* Begin *

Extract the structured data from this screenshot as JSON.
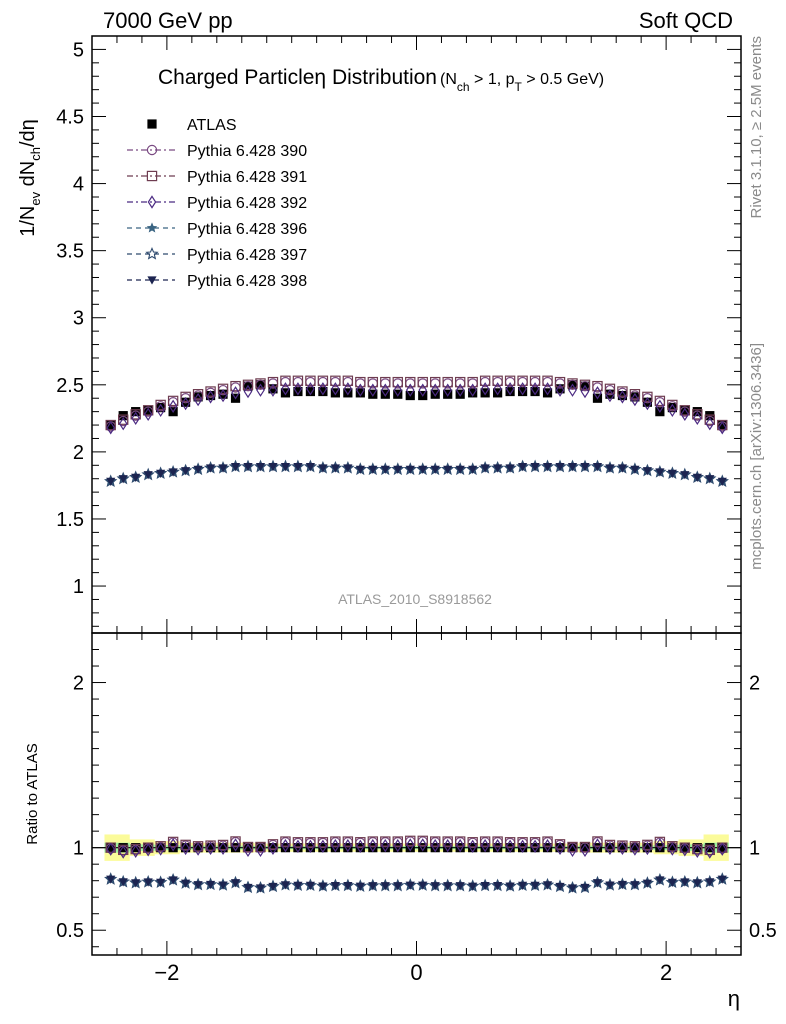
{
  "header": {
    "left": "7000 GeV pp",
    "right": "Soft QCD"
  },
  "title": {
    "main": "Charged Particle",
    "eta": "η",
    "main2": " Distribution",
    "cond_a": "(N",
    "cond_a_sub": "ch",
    "cond_b": " > 1, p",
    "cond_b_sub": "T",
    "cond_c": " > 0.5 GeV)"
  },
  "ylabel_top": {
    "a": "1/N",
    "a_sub": "ev",
    "b": " dN",
    "b_sub": "ch",
    "c": "/dη"
  },
  "ylabel_bottom": "Ratio to ATLAS",
  "xlabel": "η",
  "watermark": "ATLAS_2010_S8918562",
  "side_text_top": "Rivet 3.1.10, ≥ 2.5M events",
  "side_text_bottom": "mcplots.cern.ch [arXiv:1306.3436]",
  "legend": [
    {
      "label": "ATLAS",
      "marker": "square-filled",
      "color": "#000000"
    },
    {
      "label": "Pythia 6.428 390",
      "marker": "circle-open",
      "color": "#7a4a82"
    },
    {
      "label": "Pythia 6.428 391",
      "marker": "square-open",
      "color": "#6e3c50"
    },
    {
      "label": "Pythia 6.428 392",
      "marker": "diamond-open",
      "color": "#4b2a82"
    },
    {
      "label": "Pythia 6.428 396",
      "marker": "star-filled",
      "color": "#3a6482"
    },
    {
      "label": "Pythia 6.428 397",
      "marker": "star-open",
      "color": "#2e4a6e"
    },
    {
      "label": "Pythia 6.428 398",
      "marker": "triangle-down-filled",
      "color": "#1c2450"
    }
  ],
  "chart_data": {
    "type": "scatter",
    "x": [
      -2.45,
      -2.35,
      -2.25,
      -2.15,
      -2.05,
      -1.95,
      -1.85,
      -1.75,
      -1.65,
      -1.55,
      -1.45,
      -1.35,
      -1.25,
      -1.15,
      -1.05,
      -0.95,
      -0.85,
      -0.75,
      -0.65,
      -0.55,
      -0.45,
      -0.35,
      -0.25,
      -0.15,
      -0.05,
      0.05,
      0.15,
      0.25,
      0.35,
      0.45,
      0.55,
      0.65,
      0.75,
      0.85,
      0.95,
      1.05,
      1.15,
      1.25,
      1.35,
      1.45,
      1.55,
      1.65,
      1.75,
      1.85,
      1.95,
      2.05,
      2.15,
      2.25,
      2.35,
      2.45
    ],
    "xlim": [
      -2.6,
      2.6
    ],
    "xticks": [
      "−2",
      "0",
      "2"
    ],
    "xtick_values": [
      -2,
      0,
      2
    ],
    "main_ylim": [
      0.65,
      5.1
    ],
    "main_yticks": [
      "1",
      "1.5",
      "2",
      "2.5",
      "3",
      "3.5",
      "4",
      "4.5",
      "5"
    ],
    "main_ytick_values": [
      1,
      1.5,
      2,
      2.5,
      3,
      3.5,
      4,
      4.5,
      5
    ],
    "ratio_ylim": [
      0.35,
      2.3
    ],
    "ratio_yticks": [
      "0.5",
      "1",
      "2"
    ],
    "ratio_ytick_values": [
      0.5,
      1,
      2
    ],
    "ratio_band_outer": [
      0.08,
      0.08,
      0.05,
      0.05,
      0.04,
      0.04,
      0.03,
      0.03,
      0.03,
      0.03,
      0.03,
      0.03,
      0.025,
      0.025,
      0.025,
      0.025,
      0.025,
      0.025,
      0.025,
      0.025,
      0.025,
      0.025,
      0.025,
      0.025,
      0.025,
      0.025,
      0.025,
      0.025,
      0.025,
      0.025,
      0.025,
      0.025,
      0.025,
      0.025,
      0.025,
      0.025,
      0.025,
      0.025,
      0.03,
      0.03,
      0.03,
      0.03,
      0.03,
      0.03,
      0.04,
      0.04,
      0.05,
      0.05,
      0.08,
      0.08
    ],
    "ratio_band_inner": [
      0.03,
      0.03,
      0.02,
      0.02,
      0.015,
      0.015,
      0.012,
      0.012,
      0.012,
      0.012,
      0.012,
      0.012,
      0.01,
      0.01,
      0.01,
      0.01,
      0.01,
      0.01,
      0.01,
      0.01,
      0.01,
      0.01,
      0.01,
      0.01,
      0.01,
      0.01,
      0.01,
      0.01,
      0.01,
      0.01,
      0.01,
      0.01,
      0.01,
      0.01,
      0.01,
      0.01,
      0.01,
      0.01,
      0.012,
      0.012,
      0.012,
      0.012,
      0.012,
      0.012,
      0.015,
      0.015,
      0.02,
      0.02,
      0.03,
      0.03
    ],
    "series": [
      {
        "name": "ATLAS",
        "values": [
          2.2,
          2.27,
          2.3,
          2.31,
          2.33,
          2.3,
          2.37,
          2.41,
          2.42,
          2.43,
          2.4,
          2.49,
          2.5,
          2.47,
          2.44,
          2.45,
          2.45,
          2.45,
          2.44,
          2.44,
          2.44,
          2.43,
          2.43,
          2.43,
          2.42,
          2.42,
          2.43,
          2.43,
          2.43,
          2.44,
          2.44,
          2.44,
          2.45,
          2.45,
          2.45,
          2.44,
          2.47,
          2.5,
          2.49,
          2.4,
          2.43,
          2.42,
          2.41,
          2.37,
          2.3,
          2.33,
          2.31,
          2.3,
          2.27,
          2.2
        ]
      },
      {
        "name": "Pythia 6.428 390",
        "values": [
          2.19,
          2.23,
          2.27,
          2.3,
          2.34,
          2.37,
          2.4,
          2.42,
          2.44,
          2.46,
          2.48,
          2.49,
          2.5,
          2.51,
          2.52,
          2.52,
          2.52,
          2.52,
          2.52,
          2.52,
          2.51,
          2.51,
          2.51,
          2.51,
          2.51,
          2.51,
          2.51,
          2.51,
          2.51,
          2.51,
          2.52,
          2.52,
          2.52,
          2.52,
          2.52,
          2.52,
          2.51,
          2.5,
          2.49,
          2.48,
          2.46,
          2.44,
          2.42,
          2.4,
          2.37,
          2.34,
          2.3,
          2.27,
          2.23,
          2.19
        ]
      },
      {
        "name": "Pythia 6.428 391",
        "values": [
          2.2,
          2.24,
          2.28,
          2.31,
          2.35,
          2.38,
          2.41,
          2.43,
          2.45,
          2.47,
          2.49,
          2.5,
          2.51,
          2.52,
          2.53,
          2.53,
          2.53,
          2.53,
          2.53,
          2.53,
          2.52,
          2.52,
          2.52,
          2.52,
          2.52,
          2.52,
          2.52,
          2.52,
          2.52,
          2.52,
          2.53,
          2.53,
          2.53,
          2.53,
          2.53,
          2.53,
          2.52,
          2.51,
          2.5,
          2.49,
          2.47,
          2.45,
          2.43,
          2.41,
          2.38,
          2.35,
          2.31,
          2.28,
          2.24,
          2.2
        ]
      },
      {
        "name": "Pythia 6.428 392",
        "values": [
          2.18,
          2.21,
          2.25,
          2.28,
          2.31,
          2.34,
          2.36,
          2.39,
          2.41,
          2.42,
          2.44,
          2.45,
          2.46,
          2.46,
          2.47,
          2.47,
          2.47,
          2.47,
          2.47,
          2.47,
          2.46,
          2.46,
          2.46,
          2.46,
          2.46,
          2.46,
          2.46,
          2.46,
          2.46,
          2.46,
          2.47,
          2.47,
          2.47,
          2.47,
          2.47,
          2.47,
          2.46,
          2.46,
          2.45,
          2.44,
          2.42,
          2.41,
          2.39,
          2.36,
          2.34,
          2.31,
          2.28,
          2.25,
          2.21,
          2.18
        ]
      },
      {
        "name": "Pythia 6.428 396",
        "values": [
          1.78,
          1.8,
          1.81,
          1.83,
          1.84,
          1.85,
          1.86,
          1.87,
          1.88,
          1.88,
          1.89,
          1.89,
          1.89,
          1.89,
          1.89,
          1.89,
          1.89,
          1.88,
          1.88,
          1.88,
          1.87,
          1.87,
          1.87,
          1.87,
          1.87,
          1.87,
          1.87,
          1.87,
          1.87,
          1.87,
          1.88,
          1.88,
          1.88,
          1.89,
          1.89,
          1.89,
          1.89,
          1.89,
          1.89,
          1.89,
          1.88,
          1.88,
          1.87,
          1.86,
          1.85,
          1.84,
          1.83,
          1.81,
          1.8,
          1.78
        ]
      },
      {
        "name": "Pythia 6.428 397",
        "values": [
          1.78,
          1.8,
          1.81,
          1.83,
          1.84,
          1.85,
          1.86,
          1.87,
          1.88,
          1.88,
          1.89,
          1.89,
          1.89,
          1.89,
          1.89,
          1.89,
          1.89,
          1.88,
          1.88,
          1.88,
          1.87,
          1.87,
          1.87,
          1.87,
          1.87,
          1.87,
          1.87,
          1.87,
          1.87,
          1.87,
          1.88,
          1.88,
          1.88,
          1.89,
          1.89,
          1.89,
          1.89,
          1.89,
          1.89,
          1.89,
          1.88,
          1.88,
          1.87,
          1.86,
          1.85,
          1.84,
          1.83,
          1.81,
          1.8,
          1.78
        ]
      },
      {
        "name": "Pythia 6.428 398",
        "values": [
          1.78,
          1.8,
          1.81,
          1.83,
          1.84,
          1.85,
          1.86,
          1.87,
          1.88,
          1.88,
          1.89,
          1.89,
          1.89,
          1.89,
          1.89,
          1.89,
          1.89,
          1.88,
          1.88,
          1.88,
          1.87,
          1.87,
          1.87,
          1.87,
          1.87,
          1.87,
          1.87,
          1.87,
          1.87,
          1.87,
          1.88,
          1.88,
          1.88,
          1.89,
          1.89,
          1.89,
          1.89,
          1.89,
          1.89,
          1.89,
          1.88,
          1.88,
          1.87,
          1.86,
          1.85,
          1.84,
          1.83,
          1.81,
          1.8,
          1.78
        ]
      }
    ]
  }
}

* End *

# WHAT THIS TASK INVOLVES:
Find all lines with "star" in them and copy each one.

# OUTPUT:
      "marker": "star-filled",
      "marker": "star-open",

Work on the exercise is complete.